> WHAT THE EXERCISE ASKS: Filter this data down to the lines that hold "poco", and copy them.
— begin —
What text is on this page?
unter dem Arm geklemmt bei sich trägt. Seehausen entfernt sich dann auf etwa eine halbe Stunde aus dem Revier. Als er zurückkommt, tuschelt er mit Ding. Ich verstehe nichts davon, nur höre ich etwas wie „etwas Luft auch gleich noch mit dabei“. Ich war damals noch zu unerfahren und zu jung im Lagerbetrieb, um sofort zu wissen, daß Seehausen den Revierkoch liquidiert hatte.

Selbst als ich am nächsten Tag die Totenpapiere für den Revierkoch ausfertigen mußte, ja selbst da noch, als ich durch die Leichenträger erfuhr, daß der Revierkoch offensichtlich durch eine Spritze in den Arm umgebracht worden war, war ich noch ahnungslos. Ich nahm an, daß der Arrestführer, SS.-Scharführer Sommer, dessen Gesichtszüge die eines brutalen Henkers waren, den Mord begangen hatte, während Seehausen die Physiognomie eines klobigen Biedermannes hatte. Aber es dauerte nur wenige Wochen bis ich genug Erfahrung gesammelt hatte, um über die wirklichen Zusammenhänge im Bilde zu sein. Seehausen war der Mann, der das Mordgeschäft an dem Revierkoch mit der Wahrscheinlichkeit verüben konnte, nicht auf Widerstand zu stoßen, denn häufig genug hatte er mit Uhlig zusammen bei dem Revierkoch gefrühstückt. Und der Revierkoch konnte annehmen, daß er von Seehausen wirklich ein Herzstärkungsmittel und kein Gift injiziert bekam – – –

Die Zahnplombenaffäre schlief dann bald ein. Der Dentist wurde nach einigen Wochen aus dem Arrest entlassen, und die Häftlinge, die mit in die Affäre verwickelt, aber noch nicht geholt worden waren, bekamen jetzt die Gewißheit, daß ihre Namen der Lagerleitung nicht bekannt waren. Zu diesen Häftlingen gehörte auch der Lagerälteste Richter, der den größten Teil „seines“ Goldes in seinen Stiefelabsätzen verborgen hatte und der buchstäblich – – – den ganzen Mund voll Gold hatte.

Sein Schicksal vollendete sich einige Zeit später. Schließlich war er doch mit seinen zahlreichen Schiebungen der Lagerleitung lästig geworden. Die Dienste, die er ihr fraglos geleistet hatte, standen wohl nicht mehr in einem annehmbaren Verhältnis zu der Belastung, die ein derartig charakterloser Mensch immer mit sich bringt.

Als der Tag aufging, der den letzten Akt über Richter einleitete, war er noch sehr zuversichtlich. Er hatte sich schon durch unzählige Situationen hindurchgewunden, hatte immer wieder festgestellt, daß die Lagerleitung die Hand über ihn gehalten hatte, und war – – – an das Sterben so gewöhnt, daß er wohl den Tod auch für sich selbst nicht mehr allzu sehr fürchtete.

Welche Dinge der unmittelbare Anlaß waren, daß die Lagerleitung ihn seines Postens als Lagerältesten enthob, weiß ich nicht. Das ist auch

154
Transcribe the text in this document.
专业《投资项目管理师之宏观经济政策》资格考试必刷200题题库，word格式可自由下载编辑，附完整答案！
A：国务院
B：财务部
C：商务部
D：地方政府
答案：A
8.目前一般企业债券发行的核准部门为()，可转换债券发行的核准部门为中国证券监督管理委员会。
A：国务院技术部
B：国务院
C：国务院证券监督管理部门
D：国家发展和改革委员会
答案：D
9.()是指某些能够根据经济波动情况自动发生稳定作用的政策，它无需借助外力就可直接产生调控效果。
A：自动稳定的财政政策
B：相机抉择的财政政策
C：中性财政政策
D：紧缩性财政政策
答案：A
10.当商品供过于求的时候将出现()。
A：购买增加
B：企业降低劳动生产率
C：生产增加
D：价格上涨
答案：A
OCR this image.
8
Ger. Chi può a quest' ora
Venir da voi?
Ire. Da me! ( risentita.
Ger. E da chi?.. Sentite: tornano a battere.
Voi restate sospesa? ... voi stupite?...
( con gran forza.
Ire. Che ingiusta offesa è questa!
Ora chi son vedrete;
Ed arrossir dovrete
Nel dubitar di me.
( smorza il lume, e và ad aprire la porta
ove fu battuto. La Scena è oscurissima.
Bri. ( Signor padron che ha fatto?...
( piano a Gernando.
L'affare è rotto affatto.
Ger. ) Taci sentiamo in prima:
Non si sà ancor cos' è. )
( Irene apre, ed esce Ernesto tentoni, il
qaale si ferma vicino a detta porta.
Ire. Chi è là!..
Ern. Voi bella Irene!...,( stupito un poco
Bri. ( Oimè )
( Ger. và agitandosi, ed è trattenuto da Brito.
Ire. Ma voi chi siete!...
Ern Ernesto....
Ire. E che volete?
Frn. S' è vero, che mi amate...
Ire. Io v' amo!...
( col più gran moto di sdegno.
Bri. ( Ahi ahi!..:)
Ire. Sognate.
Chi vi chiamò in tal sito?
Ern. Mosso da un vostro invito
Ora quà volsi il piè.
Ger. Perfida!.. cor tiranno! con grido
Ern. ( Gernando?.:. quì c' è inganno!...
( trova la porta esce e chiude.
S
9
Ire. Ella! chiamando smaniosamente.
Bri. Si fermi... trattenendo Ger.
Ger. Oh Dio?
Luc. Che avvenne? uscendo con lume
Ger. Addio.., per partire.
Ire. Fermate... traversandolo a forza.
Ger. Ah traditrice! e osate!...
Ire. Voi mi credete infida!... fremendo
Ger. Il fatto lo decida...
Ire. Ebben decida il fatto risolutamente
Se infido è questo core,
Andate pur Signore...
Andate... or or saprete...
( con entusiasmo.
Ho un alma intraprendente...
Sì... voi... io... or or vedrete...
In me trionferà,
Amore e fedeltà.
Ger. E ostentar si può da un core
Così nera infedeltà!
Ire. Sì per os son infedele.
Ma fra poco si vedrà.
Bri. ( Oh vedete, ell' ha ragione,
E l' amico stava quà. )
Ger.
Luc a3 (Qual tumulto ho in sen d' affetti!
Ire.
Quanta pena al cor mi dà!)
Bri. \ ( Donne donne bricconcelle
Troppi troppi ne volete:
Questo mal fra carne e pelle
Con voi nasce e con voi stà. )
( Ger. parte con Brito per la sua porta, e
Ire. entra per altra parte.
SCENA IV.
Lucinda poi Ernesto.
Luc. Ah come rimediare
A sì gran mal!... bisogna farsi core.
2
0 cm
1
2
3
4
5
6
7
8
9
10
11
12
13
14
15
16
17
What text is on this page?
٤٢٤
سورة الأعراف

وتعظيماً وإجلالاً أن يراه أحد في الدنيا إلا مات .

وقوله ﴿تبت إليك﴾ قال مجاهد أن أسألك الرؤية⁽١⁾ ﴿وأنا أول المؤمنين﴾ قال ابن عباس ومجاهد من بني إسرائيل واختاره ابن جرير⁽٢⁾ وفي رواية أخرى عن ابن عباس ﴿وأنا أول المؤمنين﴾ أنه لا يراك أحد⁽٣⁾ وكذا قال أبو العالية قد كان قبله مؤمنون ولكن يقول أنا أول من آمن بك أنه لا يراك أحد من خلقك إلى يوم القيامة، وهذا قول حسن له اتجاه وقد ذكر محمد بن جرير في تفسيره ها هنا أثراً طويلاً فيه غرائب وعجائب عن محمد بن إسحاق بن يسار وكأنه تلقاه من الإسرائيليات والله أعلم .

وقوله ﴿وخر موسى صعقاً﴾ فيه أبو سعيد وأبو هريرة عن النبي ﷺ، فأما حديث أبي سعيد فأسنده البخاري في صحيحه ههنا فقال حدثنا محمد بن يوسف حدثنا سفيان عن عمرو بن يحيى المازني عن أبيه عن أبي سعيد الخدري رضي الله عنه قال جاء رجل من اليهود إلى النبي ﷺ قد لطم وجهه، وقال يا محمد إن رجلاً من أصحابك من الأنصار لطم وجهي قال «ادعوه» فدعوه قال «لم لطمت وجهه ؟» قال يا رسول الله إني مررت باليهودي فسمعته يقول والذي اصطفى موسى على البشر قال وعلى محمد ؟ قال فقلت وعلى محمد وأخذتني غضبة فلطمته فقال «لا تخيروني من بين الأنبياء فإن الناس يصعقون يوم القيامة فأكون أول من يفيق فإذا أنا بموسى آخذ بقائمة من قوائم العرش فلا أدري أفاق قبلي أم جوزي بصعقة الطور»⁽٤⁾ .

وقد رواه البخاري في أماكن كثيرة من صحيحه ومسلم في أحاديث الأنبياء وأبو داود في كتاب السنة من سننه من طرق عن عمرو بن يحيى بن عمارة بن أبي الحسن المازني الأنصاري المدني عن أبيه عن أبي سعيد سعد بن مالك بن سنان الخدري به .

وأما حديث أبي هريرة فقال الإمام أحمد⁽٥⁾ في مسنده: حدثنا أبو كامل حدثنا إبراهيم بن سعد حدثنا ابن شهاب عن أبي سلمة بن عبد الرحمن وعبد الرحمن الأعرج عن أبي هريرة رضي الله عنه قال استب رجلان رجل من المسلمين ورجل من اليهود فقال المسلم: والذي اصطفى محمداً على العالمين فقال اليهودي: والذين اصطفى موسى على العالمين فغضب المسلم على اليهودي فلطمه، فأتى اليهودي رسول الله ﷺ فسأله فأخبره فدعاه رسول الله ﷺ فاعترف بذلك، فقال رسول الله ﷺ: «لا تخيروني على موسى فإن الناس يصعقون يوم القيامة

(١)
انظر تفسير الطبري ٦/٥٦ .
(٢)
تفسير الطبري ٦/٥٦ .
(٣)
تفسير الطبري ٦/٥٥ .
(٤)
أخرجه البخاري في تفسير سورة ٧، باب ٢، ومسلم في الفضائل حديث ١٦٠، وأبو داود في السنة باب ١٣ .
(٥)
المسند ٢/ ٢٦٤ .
— end —
> FINISHED ANSWER:
Ern. Voi bella Irene!...,( stupito un poco
Ma fra poco si vedrà.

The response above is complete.